• _SHORT PROBLEM_:
Below is a set of records; restate each one word for word.

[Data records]
+ + + + +

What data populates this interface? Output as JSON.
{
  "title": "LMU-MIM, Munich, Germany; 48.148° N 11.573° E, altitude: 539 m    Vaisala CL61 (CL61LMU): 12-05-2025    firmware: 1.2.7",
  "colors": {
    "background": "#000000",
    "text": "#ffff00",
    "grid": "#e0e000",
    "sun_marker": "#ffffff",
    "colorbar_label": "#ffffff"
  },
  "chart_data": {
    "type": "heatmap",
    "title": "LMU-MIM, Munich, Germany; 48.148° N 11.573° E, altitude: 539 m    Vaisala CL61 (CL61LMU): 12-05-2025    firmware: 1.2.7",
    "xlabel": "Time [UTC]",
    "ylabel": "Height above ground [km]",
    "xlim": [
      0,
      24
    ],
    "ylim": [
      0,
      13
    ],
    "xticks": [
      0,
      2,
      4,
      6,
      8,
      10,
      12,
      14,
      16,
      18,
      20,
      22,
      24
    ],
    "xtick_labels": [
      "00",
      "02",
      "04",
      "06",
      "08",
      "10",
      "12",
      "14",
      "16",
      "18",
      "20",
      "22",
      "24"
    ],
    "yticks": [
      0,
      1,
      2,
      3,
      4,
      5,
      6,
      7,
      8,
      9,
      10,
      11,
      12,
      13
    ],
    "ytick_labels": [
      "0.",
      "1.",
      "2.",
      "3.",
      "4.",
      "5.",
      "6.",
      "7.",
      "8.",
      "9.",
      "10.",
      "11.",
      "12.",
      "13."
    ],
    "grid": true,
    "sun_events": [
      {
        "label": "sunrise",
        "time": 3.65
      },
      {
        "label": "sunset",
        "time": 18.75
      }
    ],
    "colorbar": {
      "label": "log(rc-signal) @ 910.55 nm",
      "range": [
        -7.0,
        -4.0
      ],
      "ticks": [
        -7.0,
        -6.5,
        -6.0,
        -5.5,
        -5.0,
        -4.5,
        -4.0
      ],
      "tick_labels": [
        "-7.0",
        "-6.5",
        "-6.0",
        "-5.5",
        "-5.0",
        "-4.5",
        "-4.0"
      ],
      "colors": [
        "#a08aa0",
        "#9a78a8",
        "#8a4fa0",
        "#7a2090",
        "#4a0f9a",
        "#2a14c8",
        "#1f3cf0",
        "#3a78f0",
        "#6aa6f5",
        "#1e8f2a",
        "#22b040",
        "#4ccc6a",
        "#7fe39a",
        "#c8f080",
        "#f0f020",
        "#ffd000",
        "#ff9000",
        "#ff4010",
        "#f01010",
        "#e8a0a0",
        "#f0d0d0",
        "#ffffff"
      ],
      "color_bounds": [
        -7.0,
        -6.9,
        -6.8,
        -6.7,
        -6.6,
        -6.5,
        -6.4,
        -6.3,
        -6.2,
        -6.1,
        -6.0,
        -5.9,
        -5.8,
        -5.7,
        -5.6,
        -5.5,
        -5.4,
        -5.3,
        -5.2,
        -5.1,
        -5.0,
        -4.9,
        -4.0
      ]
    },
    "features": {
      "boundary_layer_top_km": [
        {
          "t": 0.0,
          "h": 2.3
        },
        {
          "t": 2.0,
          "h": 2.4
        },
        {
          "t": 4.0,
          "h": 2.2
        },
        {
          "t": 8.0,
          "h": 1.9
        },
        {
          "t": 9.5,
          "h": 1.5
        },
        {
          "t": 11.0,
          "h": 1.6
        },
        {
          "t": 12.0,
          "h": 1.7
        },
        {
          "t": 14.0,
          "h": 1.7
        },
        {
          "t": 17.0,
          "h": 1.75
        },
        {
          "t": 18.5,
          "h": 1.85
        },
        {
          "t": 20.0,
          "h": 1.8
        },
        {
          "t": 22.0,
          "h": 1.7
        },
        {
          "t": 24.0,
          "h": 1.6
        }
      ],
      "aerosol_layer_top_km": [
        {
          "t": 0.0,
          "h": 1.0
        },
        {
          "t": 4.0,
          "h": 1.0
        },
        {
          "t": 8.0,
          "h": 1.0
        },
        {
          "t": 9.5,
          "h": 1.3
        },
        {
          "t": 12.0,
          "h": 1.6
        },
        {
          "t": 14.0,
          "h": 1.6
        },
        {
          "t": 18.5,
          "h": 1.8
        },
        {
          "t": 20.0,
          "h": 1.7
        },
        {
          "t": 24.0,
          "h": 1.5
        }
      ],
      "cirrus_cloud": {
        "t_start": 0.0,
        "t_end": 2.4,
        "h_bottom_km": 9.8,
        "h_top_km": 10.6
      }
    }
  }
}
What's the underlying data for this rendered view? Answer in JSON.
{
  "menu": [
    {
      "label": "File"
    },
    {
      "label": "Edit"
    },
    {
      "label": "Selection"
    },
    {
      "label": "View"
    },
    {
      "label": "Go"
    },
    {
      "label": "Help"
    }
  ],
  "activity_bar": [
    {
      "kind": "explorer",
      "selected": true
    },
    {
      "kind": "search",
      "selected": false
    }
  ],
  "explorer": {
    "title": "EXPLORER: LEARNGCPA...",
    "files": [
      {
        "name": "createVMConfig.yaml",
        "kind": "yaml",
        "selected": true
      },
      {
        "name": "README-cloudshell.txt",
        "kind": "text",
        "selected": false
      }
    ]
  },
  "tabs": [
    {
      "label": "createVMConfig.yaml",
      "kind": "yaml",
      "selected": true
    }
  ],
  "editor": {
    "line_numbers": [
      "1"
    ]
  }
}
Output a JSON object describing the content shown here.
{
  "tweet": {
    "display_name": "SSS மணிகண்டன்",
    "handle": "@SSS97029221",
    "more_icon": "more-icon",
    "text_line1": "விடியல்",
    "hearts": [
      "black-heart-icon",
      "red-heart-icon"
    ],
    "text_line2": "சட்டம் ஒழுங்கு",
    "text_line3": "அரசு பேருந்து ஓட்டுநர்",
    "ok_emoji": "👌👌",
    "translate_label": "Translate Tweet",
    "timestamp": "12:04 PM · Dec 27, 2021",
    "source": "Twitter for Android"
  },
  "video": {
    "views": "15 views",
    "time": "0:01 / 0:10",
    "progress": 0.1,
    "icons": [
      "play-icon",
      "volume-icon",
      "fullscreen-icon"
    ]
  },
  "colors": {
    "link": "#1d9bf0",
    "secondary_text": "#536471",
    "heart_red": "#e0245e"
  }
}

+ + + + +

• _WRITTEN RESPONSE_:
What data populates this interface? Output as JSON.
{
  "title": "LMU-MIM, Munich, Germany; 48.148° N 11.573° E, altitude: 539 m    Vaisala CL61 (CL61LMU): 12-05-2025    firmware: 1.2.7",
  "colors": {
    "background": "#000000",
    "text": "#ffff00",
    "grid": "#e0e000",
    "sun_marker": "#ffffff",
    "colorbar_label": "#ffffff"
  },
  "chart_data": {
    "type": "heatmap",
    "title": "LMU-MIM, Munich, Germany; 48.148° N 11.573° E, altitude: 539 m    Vaisala CL61 (CL61LMU): 12-05-2025    firmware: 1.2.7",
    "xlabel": "Time [UTC]",
    "ylabel": "Height above ground [km]",
    "xlim": [
      0,
      24
    ],
    "ylim": [
      0,
      13
    ],
    "xticks": [
      0,
      2,
      4,
      6,
      8,
      10,
      12,
      14,
      16,
      18,
      20,
      22,
      24
    ],
    "xtick_labels": [
      "00",
      "02",
      "04",
      "06",
      "08",
      "10",
      "12",
      "14",
      "16",
      "18",
      "20",
      "22",
      "24"
    ],
    "yticks": [
      0,
      1,
      2,
      3,
      4,
      5,
      6,
      7,
      8,
      9,
      10,
      11,
      12,
      13
    ],
    "ytick_labels": [
      "0.",
      "1.",
      "2.",
      "3.",
      "4.",
      "5.",
      "6.",
      "7.",
      "8.",
      "9.",
      "10.",
      "11.",
      "12.",
      "13."
    ],
    "grid": true,
    "sun_events": [
      {
        "label": "sunrise",
        "time": 3.65
      },
      {
        "label": "sunset",
        "time": 18.75
      }
    ],
    "colorbar": {
      "label": "log(rc-signal) @ 910.55 nm",
      "range": [
        -7.0,
        -4.0
      ],
      "ticks": [
        -7.0,
        -6.5,
        -6.0,
        -5.5,
        -5.0,
        -4.5,
        -4.0
      ],
      "tick_labels": [
        "-7.0",
        "-6.5",
        "-6.0",
        "-5.5",
        "-5.0",
        "-4.5",
        "-4.0"
      ],
      "colors": [
        "#a08aa0",
        "#9a78a8",
        "#8a4fa0",
        "#7a2090",
        "#4a0f9a",
        "#2a14c8",
        "#1f3cf0",
        "#3a78f0",
        "#6aa6f5",
        "#1e8f2a",
        "#22b040",
        "#4ccc6a",
        "#7fe39a",
        "#c8f080",
        "#f0f020",
        "#ffd000",
        "#ff9000",
        "#ff4010",
        "#f01010",
        "#e8a0a0",
        "#f0d0d0",
        "#ffffff"
      ],
      "color_bounds": [
        -7.0,
        -6.9,
        -6.8,
        -6.7,
        -6.6,
        -6.5,
        -6.4,
        -6.3,
        -6.2,
        -6.1,
        -6.0,
        -5.9,
        -5.8,
        -5.7,
        -5.6,
        -5.5,
        -5.4,
        -5.3,
        -5.2,
        -5.1,
        -5.0,
        -4.9,
        -4.0
      ]
    },
    "features": {
      "boundary_layer_top_km": [
        {
          "t": 0.0,
          "h": 2.3
        },
        {
          "t": 2.0,
          "h": 2.4
        },
        {
          "t": 4.0,
          "h": 2.2
        },
        {
          "t": 8.0,
          "h": 1.9
        },
        {
          "t": 9.5,
          "h": 1.5
        },
        {
          "t": 11.0,
          "h": 1.6
        },
        {
          "t": 12.0,
          "h": 1.7
        },
        {
          "t": 14.0,
          "h": 1.7
        },
        {
          "t": 17.0,
          "h": 1.75
        },
        {
          "t": 18.5,
          "h": 1.85
        },
        {
          "t": 20.0,
          "h": 1.8
        },
        {
          "t": 22.0,
          "h": 1.7
        },
        {
          "t": 24.0,
          "h": 1.6
        }
      ],
      "aerosol_layer_top_km": [
        {
          "t": 0.0,
          "h": 1.0
        },
        {
          "t": 4.0,
          "h": 1.0
        },
        {
          "t": 8.0,
          "h": 1.0
        },
        {
          "t": 9.5,
          "h": 1.3
        },
        {
          "t": 12.0,
          "h": 1.6
        },
        {
          "t": 14.0,
          "h": 1.6
        },
        {
          "t": 18.5,
          "h": 1.8
        },
        {
          "t": 20.0,
          "h": 1.7
        },
        {
          "t": 24.0,
          "h": 1.5
        }
      ],
      "cirrus_cloud": {
        "t_start": 0.0,
        "t_end": 2.4,
        "h_bottom_km": 9.8,
        "h_top_km": 10.6
      }
    }
  }
}
What's the underlying data for this rendered view? Answer in JSON.
{
  "menu": [
    {
      "label": "File"
    },
    {
      "label": "Edit"
    },
    {
      "label": "Selection"
    },
    {
      "label": "View"
    },
    {
      "label": "Go"
    },
    {
      "label": "Help"
    }
  ],
  "activity_bar": [
    {
      "kind": "explorer",
      "selected": true
    },
    {
      "kind": "search",
      "selected": false
    }
  ],
  "explorer": {
    "title": "EXPLORER: LEARNGCPA...",
    "files": [
      {
        "name": "createVMConfig.yaml",
        "kind": "yaml",
        "selected": true
      },
      {
        "name": "README-cloudshell.txt",
        "kind": "text",
        "selected": false
      }
    ]
  },
  "tabs": [
    {
      "label": "createVMConfig.yaml",
      "kind": "yaml",
      "selected": true
    }
  ],
  "editor": {
    "line_numbers": [
      "1"
    ]
  }
}
Output a JSON object describing the content shown here.
{
  "tweet": {
    "display_name": "SSS மணிகண்டன்",
    "handle": "@SSS97029221",
    "more_icon": "more-icon",
    "text_line1": "விடியல்",
    "hearts": [
      "black-heart-icon",
      "red-heart-icon"
    ],
    "text_line2": "சட்டம் ஒழுங்கு",
    "text_line3": "அரசு பேருந்து ஓட்டுநர்",
    "ok_emoji": "👌👌",
    "translate_label": "Translate Tweet",
    "timestamp": "12:04 PM · Dec 27, 2021",
    "source": "Twitter for Android"
  },
  "video": {
    "views": "15 views",
    "time": "0:01 / 0:10",
    "progress": 0.1,
    "icons": [
      "play-icon",
      "volume-icon",
      "fullscreen-icon"
    ]
  },
  "colors": {
    "link": "#1d9bf0",
    "secondary_text": "#536471",
    "heart_red": "#e0245e"
  }
}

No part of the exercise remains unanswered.